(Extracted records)
--- Start ---
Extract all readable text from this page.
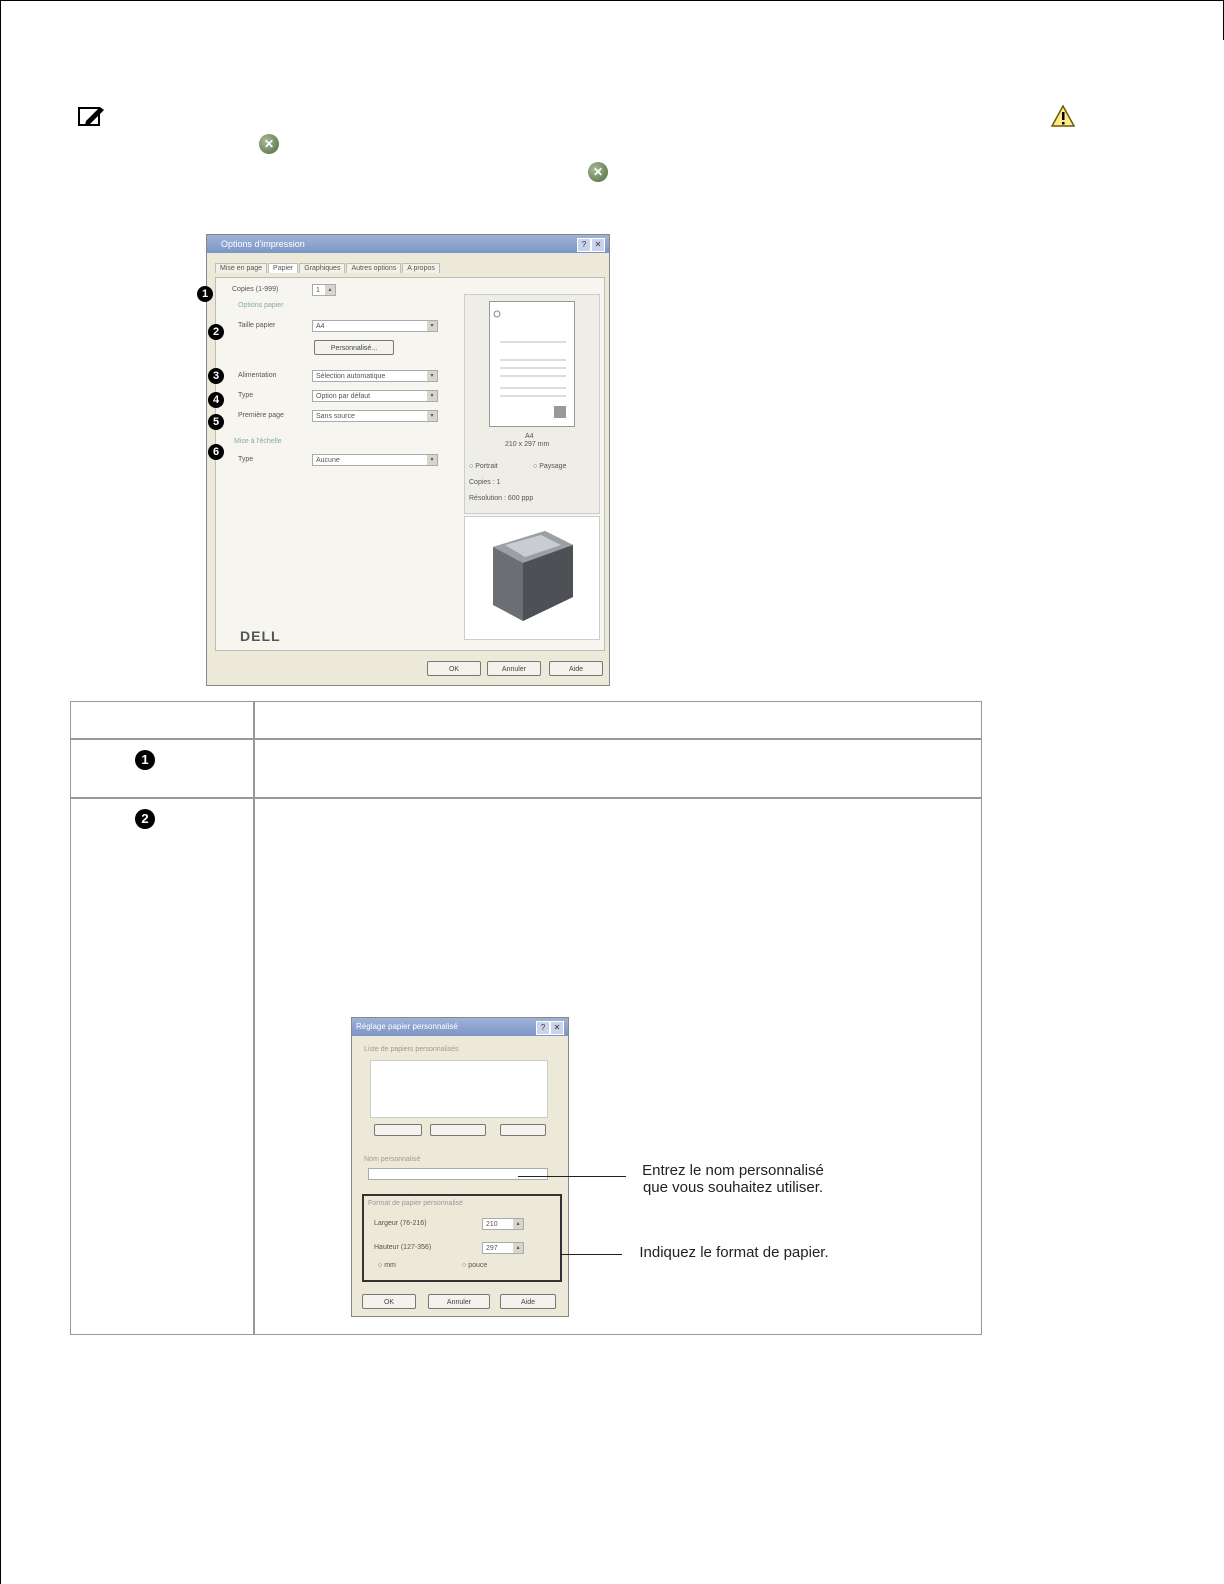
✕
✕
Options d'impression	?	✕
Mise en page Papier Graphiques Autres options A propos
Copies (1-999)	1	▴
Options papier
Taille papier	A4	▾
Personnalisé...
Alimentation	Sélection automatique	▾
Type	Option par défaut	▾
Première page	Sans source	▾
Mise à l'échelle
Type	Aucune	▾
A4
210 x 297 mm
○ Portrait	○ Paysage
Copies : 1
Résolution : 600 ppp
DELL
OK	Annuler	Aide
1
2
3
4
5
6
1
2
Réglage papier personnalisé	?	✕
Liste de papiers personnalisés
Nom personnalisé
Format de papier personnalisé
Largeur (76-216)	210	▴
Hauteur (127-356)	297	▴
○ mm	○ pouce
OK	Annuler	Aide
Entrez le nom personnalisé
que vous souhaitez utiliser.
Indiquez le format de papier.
--- End ---
--- Start ---
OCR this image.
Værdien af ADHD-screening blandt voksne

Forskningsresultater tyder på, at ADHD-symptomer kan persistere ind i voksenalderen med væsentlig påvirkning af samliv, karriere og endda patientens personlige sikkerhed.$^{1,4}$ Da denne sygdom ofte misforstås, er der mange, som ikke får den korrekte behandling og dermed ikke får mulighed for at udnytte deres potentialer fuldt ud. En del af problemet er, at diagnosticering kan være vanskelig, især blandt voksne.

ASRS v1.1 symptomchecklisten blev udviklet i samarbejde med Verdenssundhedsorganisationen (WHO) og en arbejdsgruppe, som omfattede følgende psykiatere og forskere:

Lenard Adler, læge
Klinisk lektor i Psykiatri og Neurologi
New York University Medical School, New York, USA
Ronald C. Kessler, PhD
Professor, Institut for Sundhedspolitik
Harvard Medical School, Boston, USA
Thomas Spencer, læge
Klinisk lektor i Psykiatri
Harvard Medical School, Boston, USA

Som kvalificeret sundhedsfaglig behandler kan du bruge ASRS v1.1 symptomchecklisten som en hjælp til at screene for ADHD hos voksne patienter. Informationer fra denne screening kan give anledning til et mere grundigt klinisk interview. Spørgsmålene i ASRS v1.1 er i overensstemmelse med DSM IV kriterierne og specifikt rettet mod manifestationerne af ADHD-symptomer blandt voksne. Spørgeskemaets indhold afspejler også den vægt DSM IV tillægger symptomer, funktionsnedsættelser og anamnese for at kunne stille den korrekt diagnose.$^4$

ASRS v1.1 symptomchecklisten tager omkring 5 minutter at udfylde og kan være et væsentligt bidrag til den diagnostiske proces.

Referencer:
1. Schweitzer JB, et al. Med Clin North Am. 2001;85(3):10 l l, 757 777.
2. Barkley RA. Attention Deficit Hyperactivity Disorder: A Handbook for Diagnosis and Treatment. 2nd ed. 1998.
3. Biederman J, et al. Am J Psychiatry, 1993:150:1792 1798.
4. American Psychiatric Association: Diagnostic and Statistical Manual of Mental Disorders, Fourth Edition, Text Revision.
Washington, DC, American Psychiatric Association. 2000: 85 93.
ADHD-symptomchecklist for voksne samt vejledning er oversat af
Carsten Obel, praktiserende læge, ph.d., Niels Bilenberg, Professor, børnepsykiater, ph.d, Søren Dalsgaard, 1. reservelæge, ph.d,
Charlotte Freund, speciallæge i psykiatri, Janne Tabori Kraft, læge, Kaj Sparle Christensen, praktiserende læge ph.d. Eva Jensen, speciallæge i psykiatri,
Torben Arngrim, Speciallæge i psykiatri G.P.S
--- End ---
--- Start ---
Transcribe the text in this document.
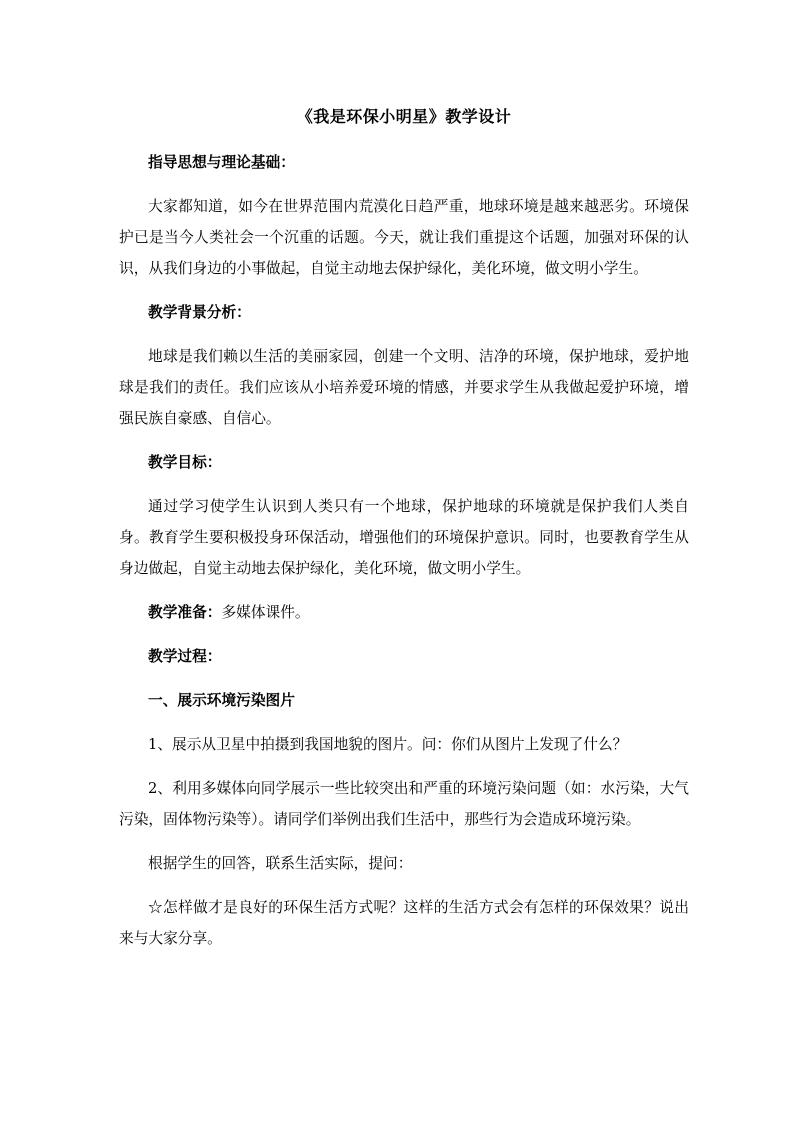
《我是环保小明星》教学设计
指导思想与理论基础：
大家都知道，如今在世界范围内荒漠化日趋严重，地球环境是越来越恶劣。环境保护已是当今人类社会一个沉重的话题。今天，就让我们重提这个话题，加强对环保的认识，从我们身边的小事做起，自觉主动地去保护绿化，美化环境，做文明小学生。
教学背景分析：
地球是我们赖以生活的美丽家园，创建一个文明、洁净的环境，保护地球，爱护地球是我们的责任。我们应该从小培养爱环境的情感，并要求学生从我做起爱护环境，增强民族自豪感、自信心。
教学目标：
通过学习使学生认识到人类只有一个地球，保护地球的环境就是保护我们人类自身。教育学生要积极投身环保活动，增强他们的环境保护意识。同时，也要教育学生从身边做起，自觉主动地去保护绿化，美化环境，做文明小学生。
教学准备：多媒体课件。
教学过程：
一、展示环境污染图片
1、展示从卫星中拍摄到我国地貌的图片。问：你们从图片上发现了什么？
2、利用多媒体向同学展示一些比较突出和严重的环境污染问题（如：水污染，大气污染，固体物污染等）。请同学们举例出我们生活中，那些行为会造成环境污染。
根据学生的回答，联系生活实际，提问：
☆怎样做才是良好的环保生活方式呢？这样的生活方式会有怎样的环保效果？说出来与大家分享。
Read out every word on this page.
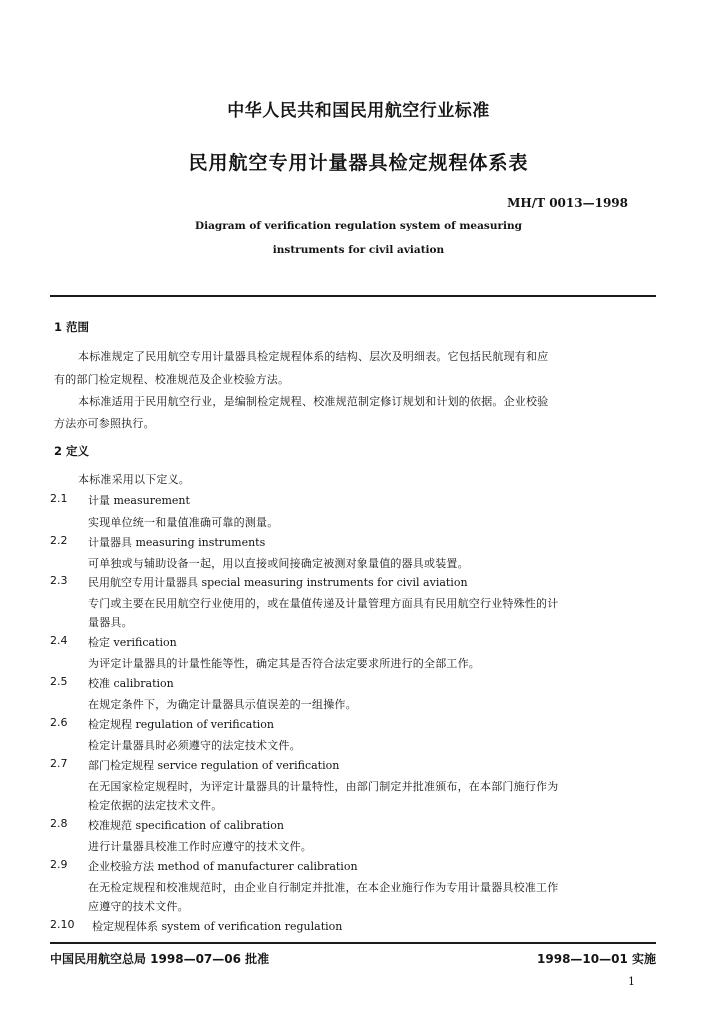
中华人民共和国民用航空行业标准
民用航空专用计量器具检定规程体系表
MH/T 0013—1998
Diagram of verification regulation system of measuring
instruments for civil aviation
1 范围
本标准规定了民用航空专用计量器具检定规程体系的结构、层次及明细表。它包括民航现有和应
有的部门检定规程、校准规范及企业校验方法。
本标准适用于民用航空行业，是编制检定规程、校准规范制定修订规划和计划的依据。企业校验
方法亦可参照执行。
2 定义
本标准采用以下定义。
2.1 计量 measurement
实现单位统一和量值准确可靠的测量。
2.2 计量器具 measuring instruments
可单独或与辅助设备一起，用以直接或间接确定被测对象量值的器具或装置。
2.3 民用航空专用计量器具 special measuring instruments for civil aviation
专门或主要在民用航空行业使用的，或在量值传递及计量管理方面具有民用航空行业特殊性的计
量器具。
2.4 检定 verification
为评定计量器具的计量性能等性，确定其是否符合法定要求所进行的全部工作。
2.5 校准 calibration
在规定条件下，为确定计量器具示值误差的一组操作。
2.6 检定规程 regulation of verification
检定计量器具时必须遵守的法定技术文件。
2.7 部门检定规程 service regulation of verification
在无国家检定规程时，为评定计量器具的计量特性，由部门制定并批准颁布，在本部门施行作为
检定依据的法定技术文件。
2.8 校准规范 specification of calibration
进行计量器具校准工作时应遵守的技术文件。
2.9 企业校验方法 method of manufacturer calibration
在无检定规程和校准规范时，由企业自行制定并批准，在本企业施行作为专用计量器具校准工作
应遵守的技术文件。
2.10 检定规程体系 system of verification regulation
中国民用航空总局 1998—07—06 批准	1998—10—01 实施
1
--- End ---
**GIVEN INSTRUCTION:**
How many lines in the entries contain the string "Mise"? Answer with the number only.

**COMPLETED EXERCISE:**
2